[Input for this task]
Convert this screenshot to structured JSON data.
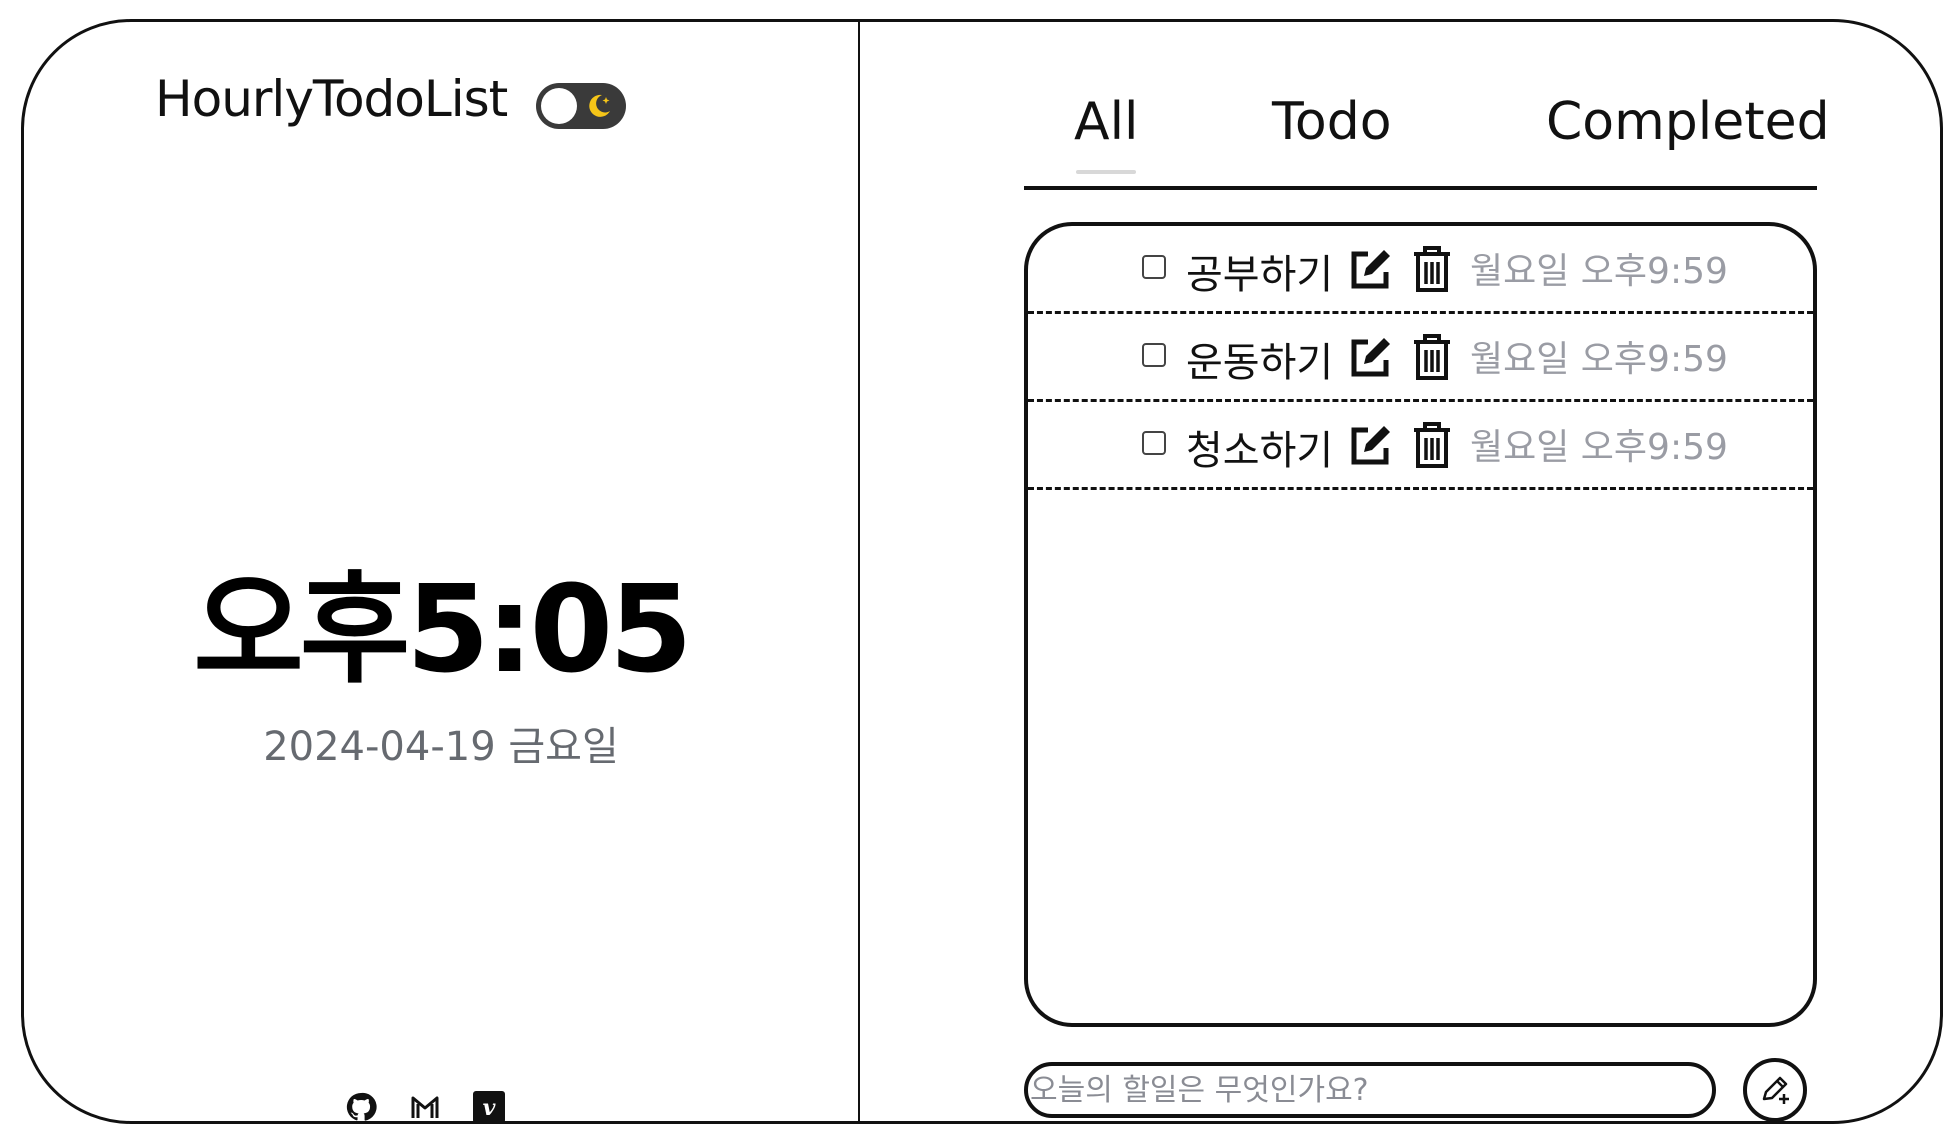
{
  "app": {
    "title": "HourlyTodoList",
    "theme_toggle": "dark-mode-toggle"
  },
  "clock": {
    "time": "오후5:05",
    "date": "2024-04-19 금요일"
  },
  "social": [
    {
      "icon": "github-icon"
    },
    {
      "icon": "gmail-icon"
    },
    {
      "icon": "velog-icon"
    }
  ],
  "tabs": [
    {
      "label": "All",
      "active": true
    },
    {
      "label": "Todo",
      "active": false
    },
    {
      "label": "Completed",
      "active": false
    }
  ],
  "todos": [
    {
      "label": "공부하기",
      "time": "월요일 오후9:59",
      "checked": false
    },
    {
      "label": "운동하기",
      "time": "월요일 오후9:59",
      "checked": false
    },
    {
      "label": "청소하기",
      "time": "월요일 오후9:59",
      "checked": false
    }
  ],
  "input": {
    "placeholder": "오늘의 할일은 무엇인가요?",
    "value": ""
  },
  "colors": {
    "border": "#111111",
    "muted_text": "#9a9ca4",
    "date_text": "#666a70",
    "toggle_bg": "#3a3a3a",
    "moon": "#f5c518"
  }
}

==

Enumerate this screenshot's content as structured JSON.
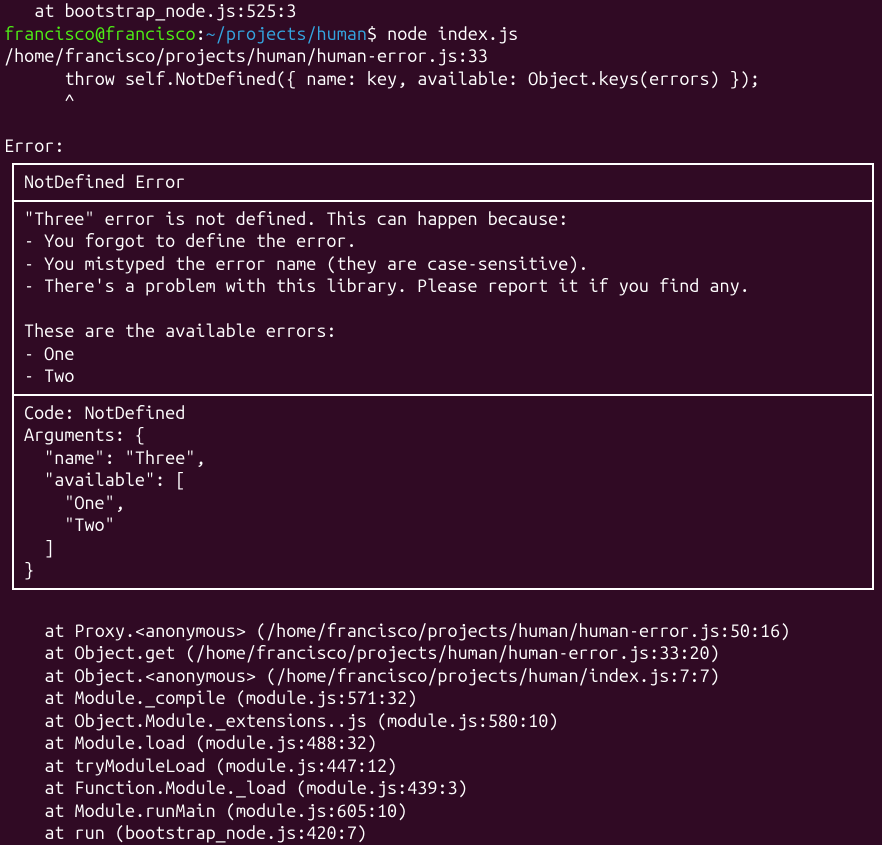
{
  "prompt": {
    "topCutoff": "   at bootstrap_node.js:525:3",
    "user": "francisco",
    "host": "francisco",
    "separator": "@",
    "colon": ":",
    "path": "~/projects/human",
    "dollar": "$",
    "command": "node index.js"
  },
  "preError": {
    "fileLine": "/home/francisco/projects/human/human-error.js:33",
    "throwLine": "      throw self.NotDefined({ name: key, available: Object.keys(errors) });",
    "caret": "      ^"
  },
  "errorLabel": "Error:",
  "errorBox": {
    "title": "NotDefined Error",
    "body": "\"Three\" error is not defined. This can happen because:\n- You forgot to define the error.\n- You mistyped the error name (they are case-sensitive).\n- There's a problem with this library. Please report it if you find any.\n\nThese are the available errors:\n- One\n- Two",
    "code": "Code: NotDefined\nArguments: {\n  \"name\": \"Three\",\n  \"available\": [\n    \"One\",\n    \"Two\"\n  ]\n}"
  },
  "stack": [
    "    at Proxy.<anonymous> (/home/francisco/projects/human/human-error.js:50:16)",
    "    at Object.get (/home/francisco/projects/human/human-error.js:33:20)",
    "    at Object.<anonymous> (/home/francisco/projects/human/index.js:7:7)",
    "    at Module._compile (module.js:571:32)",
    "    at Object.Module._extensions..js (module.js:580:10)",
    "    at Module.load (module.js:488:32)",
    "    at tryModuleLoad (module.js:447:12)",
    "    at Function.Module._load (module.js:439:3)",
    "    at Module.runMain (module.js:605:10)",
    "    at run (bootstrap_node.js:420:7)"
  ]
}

[The problem] Check each line above for the word "available" and copy the ones that have it.

[Response to this task]
    "throwLine": "      throw self.NotDefined({ name: key, available: Object.keys(errors) });",
    "body": "\"Three\" error is not defined. This can happen because:\n- You forgot to define the error.\n- You mistyped the error name (they are case-sensitive).\n- There's a problem with this library. Please report it if you find any.\n\nThese are the available errors:\n- One\n- Two",
    "code": "Code: NotDefined\nArguments: {\n  \"name\": \"Three\",\n  \"available\": [\n    \"One\",\n    \"Two\"\n  ]\n}"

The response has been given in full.